→ Text
# Rest beans before freezing?



## Tigermad (Sep 7, 2015)

I have just order a kilo of different beans from Rave. If I am going to vacuum seal them and then freeze them, is it best to let them rest the required amount of time first. Or doesn't it matter about the rest if you are freezing them?


----------



## gcogger (May 18, 2013)

In my experience, the beans do need resting even if they're frozen, and it makes little difference if you rest then freeze, or freeze then rest. As the former allows me to be less organised, that's what I do these days


----------



## shannigan (Jun 1, 2015)

I recently read something, which I think was on this forum, where the writer had experimented with this. Their conclusion was that the beans come out of the freezer as they went in, so you should rest them first if you want to use them straight out of the freezer.

I think the writer of that also vacuum sealed the beans.


----------



## DoubleShot (Apr 23, 2014)

As mentioned above rest prior to freezing, that way they are ready to use when removed from the freezer. Which might get you out of a sticky situation if you've run out of fresh beans.


----------



## Tigermad (Sep 7, 2015)

Thanks for all the replies.  resting before it is.


----------



## PPapa (Oct 24, 2015)

Another question... what do you do when you take them out of the freezer? I had too many beans so I just shoved them in the freezer, but how do you "unfreeze"? I'm just afraid of moisture.


----------



## DoubleShot (Apr 23, 2014)

PPapa said:


> Another question... what do you do when you take them out of the freezer? I had too many beans so I just shoved them in the freezer, but how do you "unfreeze"? I'm just afraid of moisture.


Phil104 posted this on another thread:

As the mighty Scot Rao says&#8230;.'Allowing the beans to warm to room temperature before exposing them to room-temperature air prevents condensation from forming on the bean surfaces.'


----------



## PPapa (Oct 24, 2015)

→ Given problem A
Reproduce the records line for line, beginning with their first line and continuing through the line that contains "- svg-text:415: 415: [1474, 832, 1513, 864]", including both of those lines.

(Region boundary data)
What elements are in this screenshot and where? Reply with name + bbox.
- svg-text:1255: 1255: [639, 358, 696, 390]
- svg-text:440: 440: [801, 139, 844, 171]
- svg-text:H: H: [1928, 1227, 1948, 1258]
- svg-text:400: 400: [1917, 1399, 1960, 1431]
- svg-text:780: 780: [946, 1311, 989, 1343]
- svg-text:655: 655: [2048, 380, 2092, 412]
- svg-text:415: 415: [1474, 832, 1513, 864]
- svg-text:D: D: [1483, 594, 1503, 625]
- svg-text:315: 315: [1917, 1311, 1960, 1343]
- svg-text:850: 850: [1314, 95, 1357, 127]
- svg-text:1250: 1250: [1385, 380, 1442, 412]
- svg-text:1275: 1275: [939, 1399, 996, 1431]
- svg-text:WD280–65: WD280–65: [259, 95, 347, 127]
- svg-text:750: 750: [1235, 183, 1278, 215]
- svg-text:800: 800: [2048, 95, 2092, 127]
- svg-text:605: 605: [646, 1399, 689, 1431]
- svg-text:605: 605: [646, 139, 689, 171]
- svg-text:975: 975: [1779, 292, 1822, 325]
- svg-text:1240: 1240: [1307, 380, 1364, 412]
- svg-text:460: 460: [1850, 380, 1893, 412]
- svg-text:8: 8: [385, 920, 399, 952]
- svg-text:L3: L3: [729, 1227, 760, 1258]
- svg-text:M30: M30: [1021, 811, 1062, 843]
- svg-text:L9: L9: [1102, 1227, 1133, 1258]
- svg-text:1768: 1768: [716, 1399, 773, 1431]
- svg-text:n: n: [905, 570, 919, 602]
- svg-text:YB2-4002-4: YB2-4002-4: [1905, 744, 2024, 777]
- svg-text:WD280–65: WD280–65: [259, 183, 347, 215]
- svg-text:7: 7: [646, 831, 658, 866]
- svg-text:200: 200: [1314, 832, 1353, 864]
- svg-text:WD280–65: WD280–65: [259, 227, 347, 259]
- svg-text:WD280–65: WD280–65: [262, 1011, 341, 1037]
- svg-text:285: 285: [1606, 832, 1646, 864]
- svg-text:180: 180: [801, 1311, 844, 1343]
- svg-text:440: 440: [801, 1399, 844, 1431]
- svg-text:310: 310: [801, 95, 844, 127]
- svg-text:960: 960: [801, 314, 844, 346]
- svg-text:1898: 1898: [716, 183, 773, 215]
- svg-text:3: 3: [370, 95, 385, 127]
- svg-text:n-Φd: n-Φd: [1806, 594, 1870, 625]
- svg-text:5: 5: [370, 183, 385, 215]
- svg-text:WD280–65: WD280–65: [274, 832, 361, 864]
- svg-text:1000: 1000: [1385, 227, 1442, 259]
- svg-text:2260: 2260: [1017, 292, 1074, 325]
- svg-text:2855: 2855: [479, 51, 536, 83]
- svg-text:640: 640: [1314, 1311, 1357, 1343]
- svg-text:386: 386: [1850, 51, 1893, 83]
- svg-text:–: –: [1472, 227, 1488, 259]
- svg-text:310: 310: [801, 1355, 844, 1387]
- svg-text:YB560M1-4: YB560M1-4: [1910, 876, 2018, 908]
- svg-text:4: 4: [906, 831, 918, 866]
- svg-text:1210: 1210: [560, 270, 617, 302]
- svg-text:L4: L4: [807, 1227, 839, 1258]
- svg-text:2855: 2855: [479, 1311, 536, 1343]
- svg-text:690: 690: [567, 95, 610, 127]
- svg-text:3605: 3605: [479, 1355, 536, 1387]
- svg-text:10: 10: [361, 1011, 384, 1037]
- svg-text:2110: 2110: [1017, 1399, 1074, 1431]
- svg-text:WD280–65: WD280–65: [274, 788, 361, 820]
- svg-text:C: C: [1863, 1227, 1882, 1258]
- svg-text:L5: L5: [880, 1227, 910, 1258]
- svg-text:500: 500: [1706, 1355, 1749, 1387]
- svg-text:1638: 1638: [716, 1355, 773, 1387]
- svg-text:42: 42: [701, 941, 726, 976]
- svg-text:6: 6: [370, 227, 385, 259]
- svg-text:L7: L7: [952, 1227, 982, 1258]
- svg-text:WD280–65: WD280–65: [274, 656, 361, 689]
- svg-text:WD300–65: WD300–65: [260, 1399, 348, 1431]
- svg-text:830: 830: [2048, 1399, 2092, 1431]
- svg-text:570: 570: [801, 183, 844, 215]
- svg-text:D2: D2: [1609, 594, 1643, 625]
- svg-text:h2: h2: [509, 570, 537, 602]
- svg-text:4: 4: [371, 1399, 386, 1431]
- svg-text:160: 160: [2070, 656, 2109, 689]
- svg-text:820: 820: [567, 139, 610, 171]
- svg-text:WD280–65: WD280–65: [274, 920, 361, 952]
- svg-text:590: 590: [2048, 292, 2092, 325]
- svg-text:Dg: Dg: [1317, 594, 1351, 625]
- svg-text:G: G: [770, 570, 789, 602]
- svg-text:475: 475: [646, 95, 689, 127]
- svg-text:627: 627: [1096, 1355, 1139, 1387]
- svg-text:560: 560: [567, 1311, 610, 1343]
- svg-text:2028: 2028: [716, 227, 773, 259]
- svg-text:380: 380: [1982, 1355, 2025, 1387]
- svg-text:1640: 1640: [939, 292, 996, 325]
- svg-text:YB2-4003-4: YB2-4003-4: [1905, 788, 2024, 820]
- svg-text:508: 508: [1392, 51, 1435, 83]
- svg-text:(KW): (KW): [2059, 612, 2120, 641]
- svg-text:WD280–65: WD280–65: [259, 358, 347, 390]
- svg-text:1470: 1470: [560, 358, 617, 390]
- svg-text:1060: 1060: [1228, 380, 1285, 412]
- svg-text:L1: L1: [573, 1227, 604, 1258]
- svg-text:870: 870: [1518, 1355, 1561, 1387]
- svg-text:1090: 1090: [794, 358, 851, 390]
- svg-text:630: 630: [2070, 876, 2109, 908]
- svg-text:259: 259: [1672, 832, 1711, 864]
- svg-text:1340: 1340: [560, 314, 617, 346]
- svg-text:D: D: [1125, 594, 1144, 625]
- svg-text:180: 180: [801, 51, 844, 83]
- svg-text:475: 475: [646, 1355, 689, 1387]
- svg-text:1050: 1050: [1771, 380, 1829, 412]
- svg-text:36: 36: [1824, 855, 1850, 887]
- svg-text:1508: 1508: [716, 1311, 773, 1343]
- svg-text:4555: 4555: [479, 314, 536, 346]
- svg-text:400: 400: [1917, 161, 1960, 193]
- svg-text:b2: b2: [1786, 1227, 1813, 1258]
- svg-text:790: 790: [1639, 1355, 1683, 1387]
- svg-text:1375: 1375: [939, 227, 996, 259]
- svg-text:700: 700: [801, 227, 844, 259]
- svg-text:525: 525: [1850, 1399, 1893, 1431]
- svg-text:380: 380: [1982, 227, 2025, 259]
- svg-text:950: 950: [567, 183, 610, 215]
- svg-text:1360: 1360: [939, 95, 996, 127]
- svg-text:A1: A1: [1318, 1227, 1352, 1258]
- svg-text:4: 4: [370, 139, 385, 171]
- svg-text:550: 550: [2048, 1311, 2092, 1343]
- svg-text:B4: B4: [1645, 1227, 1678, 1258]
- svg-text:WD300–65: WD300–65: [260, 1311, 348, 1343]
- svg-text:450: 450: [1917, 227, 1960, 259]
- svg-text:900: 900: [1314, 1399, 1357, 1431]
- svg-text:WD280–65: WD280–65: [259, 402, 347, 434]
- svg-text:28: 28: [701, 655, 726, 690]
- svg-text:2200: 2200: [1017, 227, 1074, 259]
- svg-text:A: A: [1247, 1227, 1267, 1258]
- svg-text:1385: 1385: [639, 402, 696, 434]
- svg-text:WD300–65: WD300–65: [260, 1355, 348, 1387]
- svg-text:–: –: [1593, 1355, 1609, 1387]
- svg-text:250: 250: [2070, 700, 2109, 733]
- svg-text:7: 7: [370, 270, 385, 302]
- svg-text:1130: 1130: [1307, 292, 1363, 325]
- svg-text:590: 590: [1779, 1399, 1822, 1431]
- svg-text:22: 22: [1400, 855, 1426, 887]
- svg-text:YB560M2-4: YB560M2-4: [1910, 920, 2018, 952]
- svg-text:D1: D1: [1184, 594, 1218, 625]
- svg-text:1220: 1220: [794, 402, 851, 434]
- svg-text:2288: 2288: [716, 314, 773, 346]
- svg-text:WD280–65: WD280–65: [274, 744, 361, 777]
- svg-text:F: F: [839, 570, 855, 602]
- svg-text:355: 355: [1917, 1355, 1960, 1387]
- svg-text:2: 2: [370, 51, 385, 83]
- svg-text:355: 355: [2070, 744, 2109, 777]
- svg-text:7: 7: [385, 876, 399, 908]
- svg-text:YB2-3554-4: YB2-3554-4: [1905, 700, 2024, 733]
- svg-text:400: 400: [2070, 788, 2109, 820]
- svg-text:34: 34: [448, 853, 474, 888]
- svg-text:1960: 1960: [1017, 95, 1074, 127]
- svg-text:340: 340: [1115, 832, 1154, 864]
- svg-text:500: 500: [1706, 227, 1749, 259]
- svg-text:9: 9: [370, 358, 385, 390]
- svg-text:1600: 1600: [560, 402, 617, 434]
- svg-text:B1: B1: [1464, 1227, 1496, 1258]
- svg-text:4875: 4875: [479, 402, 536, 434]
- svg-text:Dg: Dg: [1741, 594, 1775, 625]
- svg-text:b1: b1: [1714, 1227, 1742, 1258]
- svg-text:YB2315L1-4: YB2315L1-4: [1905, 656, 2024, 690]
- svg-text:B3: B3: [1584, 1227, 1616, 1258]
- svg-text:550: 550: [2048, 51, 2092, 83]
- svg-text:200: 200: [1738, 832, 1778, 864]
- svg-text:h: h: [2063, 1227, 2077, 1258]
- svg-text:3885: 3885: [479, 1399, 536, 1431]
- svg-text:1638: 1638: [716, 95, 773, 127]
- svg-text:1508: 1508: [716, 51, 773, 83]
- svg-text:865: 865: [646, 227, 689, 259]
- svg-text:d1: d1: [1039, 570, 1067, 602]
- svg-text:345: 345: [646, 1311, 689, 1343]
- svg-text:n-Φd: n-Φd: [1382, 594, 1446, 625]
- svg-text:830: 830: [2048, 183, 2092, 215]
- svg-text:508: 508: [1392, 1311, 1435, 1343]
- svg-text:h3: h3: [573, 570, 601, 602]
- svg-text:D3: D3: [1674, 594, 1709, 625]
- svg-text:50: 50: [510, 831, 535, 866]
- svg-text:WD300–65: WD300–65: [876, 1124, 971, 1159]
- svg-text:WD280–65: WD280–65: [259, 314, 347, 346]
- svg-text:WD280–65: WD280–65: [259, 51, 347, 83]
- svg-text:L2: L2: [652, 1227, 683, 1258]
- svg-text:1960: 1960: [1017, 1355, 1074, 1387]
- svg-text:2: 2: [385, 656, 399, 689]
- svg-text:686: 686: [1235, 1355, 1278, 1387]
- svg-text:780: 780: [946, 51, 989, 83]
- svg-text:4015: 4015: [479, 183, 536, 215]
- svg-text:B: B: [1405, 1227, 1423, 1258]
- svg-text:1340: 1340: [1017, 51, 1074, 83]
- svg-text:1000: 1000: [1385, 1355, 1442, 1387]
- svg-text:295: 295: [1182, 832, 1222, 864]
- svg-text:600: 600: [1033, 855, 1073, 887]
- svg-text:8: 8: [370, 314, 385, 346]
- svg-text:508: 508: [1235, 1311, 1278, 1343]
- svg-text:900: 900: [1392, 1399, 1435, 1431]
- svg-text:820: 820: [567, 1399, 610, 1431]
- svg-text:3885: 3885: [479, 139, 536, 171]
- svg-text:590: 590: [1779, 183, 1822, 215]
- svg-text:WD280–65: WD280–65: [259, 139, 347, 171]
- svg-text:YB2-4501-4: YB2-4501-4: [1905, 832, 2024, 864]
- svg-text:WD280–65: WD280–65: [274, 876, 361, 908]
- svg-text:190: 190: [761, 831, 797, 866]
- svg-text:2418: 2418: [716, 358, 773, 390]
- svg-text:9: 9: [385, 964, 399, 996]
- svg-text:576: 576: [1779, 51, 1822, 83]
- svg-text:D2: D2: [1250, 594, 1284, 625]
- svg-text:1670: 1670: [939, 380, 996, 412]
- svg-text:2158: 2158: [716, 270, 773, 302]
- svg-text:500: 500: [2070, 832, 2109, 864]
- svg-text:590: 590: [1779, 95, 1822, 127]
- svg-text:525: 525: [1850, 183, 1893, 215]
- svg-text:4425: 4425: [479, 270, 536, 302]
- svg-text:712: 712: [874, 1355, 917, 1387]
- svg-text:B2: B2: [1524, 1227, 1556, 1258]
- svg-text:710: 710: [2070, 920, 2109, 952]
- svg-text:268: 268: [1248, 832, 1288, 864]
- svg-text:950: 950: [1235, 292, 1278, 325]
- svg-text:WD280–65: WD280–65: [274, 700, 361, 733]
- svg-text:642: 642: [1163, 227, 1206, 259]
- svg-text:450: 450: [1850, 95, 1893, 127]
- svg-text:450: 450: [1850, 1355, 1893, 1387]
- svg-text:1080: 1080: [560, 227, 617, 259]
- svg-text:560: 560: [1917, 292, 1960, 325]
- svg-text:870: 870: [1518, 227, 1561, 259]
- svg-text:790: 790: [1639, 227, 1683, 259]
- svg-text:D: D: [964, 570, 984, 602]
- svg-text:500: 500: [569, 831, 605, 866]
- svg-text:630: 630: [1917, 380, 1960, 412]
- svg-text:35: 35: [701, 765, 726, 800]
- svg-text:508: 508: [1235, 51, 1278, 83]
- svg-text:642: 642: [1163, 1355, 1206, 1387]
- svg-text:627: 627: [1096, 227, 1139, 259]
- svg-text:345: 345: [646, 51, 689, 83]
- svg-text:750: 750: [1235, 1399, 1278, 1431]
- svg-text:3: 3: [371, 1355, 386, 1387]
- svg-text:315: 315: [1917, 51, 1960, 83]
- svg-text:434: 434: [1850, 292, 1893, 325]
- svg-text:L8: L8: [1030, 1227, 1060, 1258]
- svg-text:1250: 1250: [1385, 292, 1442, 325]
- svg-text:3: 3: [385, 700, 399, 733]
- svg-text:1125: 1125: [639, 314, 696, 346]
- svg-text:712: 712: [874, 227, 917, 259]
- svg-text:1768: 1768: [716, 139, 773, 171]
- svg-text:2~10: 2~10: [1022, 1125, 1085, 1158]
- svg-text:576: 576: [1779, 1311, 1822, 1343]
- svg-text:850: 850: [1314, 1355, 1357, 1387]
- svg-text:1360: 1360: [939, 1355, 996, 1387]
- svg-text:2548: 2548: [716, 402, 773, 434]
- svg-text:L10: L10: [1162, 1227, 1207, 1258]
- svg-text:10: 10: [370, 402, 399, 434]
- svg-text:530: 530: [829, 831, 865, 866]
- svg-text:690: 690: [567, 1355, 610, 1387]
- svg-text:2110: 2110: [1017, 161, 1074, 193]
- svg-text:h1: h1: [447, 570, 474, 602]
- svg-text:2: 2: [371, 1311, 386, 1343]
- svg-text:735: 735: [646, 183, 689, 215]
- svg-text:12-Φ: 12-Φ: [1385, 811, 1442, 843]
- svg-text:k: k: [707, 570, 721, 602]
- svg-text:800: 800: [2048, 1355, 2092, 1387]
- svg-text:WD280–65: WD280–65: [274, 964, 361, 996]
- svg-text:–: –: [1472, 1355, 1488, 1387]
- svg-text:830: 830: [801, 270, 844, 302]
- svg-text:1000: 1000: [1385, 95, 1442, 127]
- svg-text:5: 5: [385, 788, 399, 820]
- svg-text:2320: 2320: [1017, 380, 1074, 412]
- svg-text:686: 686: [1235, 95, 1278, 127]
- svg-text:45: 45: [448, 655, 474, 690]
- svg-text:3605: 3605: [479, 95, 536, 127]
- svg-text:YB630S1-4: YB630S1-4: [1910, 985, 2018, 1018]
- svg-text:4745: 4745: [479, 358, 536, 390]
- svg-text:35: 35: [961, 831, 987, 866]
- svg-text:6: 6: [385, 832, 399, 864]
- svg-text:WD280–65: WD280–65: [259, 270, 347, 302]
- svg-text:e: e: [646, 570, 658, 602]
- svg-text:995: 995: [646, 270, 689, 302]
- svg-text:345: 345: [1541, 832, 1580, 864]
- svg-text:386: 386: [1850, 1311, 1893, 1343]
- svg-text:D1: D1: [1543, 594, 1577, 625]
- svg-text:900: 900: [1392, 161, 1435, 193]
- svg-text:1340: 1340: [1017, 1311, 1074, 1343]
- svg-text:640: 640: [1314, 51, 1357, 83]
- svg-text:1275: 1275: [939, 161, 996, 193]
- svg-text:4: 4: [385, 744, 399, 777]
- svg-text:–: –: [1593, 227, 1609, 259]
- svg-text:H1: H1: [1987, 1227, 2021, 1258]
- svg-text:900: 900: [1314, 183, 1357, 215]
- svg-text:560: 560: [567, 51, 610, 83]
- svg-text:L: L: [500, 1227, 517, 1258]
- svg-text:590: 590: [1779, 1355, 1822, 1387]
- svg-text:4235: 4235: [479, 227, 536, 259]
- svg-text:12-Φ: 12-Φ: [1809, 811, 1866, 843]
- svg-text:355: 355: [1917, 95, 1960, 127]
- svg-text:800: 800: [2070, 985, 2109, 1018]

→ Given problem B
From the thread on resting beans before freezing, extract the passage starting with "I think the" and going on through "of fresh beans.", word for word.

→ Full solution A
What elements are in this screenshot and where? Reply with name + bbox.
- svg-text:1255: 1255: [639, 358, 696, 390]
- svg-text:440: 440: [801, 139, 844, 171]
- svg-text:H: H: [1928, 1227, 1948, 1258]
- svg-text:400: 400: [1917, 1399, 1960, 1431]
- svg-text:780: 780: [946, 1311, 989, 1343]
- svg-text:655: 655: [2048, 380, 2092, 412]
- svg-text:415: 415: [1474, 832, 1513, 864]

→ Full solution B
I think the writer of that also vacuum sealed the beans.


----------



## DoubleShot (Apr 23, 2014)

As mentioned above rest prior to freezing, that way they are ready to use when removed from the freezer. Which might get you out of a sticky situation if you've run out of fresh beans.